Schriftliche Aufgabe
Entnimm dem Textauszug über die Rechtsmedizinerin Theresa Wolff wortgetreu die Stelle, die mit den Worten „Überhaupt, wieso ermittelt“ beginnt und mit „Jenaer Urgewächs Zeidler.“ endet.

Vorliegender Textauszug

Überhaupt, wieso ermittelt eine Rechtsmedizinerin? Ist das nicht eigentlich die Aufgabe des Kriminalhauptkommissars? Genau das ist neben persönlichen Beleidigungen ein wiederkehrender Konfliktpunkt zwischen Protagonistin und Gegenspieler – ein aus Tatort & Co bereits bekannter Erzählstrang. Natürlich wird auch das Thema Frauenquote bemüht, wie so oft in öffentlich-rechtlichen Produktionen: „Bin halt keine Frau”, stichelt Theresa Wolffs Kollege Zeidler, nachdem eine Berufungskommission die Leitung der Rechtsmedizin der Berlinerin Wolff anvertraute statt dem Jenaer Urgewächs Zeidler.

Datenauszug
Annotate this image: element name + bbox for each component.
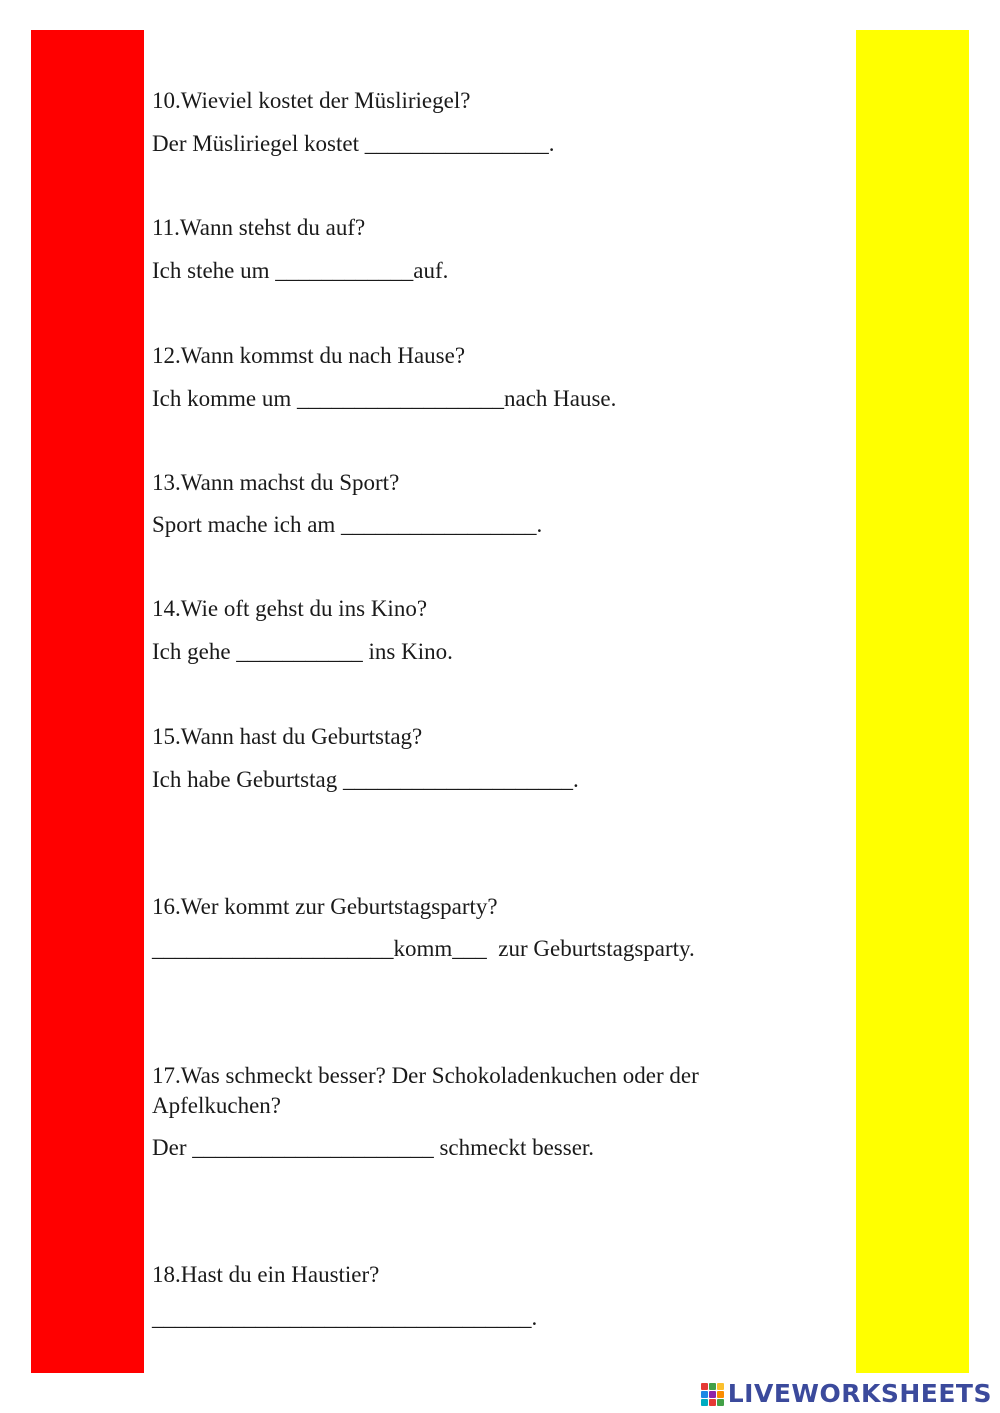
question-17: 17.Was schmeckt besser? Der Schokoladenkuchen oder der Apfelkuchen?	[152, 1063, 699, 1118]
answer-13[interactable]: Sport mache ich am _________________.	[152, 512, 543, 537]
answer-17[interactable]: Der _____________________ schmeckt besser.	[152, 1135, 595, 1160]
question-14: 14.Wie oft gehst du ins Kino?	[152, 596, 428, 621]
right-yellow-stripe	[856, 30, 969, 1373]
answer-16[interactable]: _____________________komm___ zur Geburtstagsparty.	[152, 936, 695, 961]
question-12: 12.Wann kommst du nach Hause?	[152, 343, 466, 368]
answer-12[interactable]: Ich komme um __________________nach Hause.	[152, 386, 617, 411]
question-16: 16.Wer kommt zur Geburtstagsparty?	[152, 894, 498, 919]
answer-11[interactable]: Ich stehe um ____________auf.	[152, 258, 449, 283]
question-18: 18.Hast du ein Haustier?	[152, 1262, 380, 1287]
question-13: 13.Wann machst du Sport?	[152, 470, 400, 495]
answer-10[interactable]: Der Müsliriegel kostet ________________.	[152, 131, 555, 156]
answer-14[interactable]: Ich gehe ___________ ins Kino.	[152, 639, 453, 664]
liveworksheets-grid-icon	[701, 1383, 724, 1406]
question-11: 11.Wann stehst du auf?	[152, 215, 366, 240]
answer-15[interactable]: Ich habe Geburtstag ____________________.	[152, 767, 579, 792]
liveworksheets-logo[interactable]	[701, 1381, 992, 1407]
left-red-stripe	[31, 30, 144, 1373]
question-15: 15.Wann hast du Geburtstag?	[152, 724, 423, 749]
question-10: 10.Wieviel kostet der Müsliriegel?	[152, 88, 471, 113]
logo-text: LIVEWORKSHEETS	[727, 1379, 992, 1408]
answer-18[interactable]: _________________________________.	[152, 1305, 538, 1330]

* * *

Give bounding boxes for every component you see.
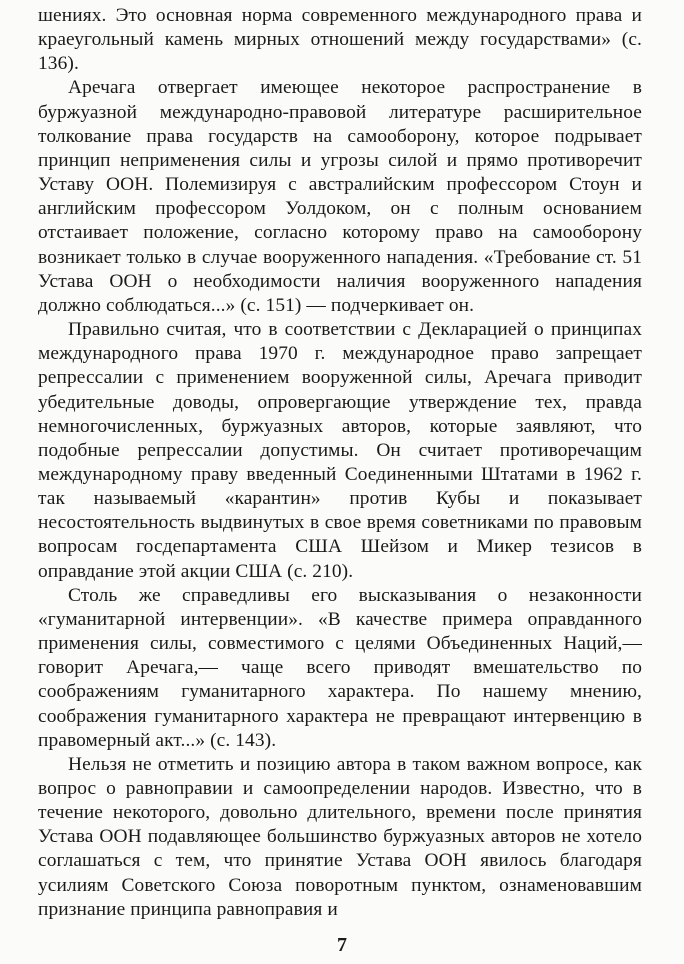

* * *

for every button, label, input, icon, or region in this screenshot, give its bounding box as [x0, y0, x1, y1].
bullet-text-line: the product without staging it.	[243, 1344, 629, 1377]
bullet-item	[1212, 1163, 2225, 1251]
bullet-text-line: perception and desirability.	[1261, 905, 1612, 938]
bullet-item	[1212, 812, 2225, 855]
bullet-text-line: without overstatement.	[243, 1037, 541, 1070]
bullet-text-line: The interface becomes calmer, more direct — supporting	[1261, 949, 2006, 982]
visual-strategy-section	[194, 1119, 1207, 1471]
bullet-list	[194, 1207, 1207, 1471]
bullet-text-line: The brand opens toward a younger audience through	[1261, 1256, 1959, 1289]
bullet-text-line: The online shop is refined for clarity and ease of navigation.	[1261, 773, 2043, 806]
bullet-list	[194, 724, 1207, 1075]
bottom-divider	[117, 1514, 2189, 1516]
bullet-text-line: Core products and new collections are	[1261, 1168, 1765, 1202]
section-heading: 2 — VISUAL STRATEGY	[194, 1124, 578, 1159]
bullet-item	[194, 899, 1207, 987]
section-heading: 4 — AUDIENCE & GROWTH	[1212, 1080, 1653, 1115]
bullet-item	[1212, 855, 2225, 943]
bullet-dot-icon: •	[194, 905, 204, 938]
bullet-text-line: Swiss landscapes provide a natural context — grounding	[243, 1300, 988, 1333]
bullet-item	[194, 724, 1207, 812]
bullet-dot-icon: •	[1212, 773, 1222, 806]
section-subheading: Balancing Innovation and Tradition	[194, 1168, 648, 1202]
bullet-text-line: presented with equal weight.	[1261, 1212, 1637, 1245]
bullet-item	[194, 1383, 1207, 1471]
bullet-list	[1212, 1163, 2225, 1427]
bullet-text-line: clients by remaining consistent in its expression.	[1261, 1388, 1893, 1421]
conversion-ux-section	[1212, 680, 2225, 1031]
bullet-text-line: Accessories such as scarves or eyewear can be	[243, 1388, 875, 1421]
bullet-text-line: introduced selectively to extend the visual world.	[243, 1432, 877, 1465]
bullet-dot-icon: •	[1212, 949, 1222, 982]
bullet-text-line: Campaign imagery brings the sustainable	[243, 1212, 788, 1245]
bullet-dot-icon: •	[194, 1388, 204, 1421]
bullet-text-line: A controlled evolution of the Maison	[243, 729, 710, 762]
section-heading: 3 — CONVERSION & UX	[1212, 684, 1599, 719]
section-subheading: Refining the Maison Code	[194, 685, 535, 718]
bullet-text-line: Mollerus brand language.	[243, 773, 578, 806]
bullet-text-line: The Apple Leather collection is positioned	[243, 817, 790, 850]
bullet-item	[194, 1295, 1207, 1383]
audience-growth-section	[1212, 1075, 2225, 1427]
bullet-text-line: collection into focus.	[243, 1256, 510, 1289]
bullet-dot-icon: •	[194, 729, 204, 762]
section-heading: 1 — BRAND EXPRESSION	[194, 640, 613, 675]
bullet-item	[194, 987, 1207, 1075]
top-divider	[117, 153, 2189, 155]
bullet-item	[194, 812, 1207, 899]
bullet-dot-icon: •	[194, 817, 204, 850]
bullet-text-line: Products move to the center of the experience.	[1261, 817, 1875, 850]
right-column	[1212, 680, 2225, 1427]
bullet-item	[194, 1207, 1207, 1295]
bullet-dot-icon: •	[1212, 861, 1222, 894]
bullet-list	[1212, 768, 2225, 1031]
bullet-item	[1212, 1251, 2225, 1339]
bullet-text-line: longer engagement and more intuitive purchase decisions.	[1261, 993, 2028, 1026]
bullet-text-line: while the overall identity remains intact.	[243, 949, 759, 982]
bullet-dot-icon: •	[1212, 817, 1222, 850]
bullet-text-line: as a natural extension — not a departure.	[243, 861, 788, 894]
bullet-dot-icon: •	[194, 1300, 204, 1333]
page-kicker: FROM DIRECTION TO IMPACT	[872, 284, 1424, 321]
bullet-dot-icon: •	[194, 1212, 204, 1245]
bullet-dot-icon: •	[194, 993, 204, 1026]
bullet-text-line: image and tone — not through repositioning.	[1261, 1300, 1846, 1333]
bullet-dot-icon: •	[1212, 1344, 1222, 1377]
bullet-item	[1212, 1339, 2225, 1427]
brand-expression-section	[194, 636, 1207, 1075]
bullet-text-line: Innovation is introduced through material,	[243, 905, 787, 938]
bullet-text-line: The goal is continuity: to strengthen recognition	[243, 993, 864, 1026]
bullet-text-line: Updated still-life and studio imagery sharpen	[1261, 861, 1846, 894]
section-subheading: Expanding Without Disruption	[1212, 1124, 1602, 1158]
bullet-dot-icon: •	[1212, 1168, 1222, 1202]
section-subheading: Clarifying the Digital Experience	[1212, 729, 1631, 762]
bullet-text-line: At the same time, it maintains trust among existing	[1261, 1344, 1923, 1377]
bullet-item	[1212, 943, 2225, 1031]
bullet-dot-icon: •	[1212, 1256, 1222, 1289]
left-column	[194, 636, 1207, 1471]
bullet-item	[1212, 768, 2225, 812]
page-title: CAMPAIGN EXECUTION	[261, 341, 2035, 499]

Antwort zur Aufgabe
Überhaupt, wieso ermittelt eine Rechtsmedizinerin? Ist das nicht eigentlich die Aufgabe des Kriminalhauptkommissars? Genau das ist neben persönlichen Beleidigungen ein wiederkehrender Konfliktpunkt zwischen Protagonistin und Gegenspieler – ein aus Tatort & Co bereits bekannter Erzählstrang. Natürlich wird auch das Thema Frauenquote bemüht, wie so oft in öffentlich-rechtlichen Produktionen: „Bin halt keine Frau”, stichelt Theresa Wolffs Kollege Zeidler, nachdem eine Berufungskommission die Leitung der Rechtsmedizin der Berlinerin Wolff anvertraute statt dem Jenaer Urgewächs Zeidler.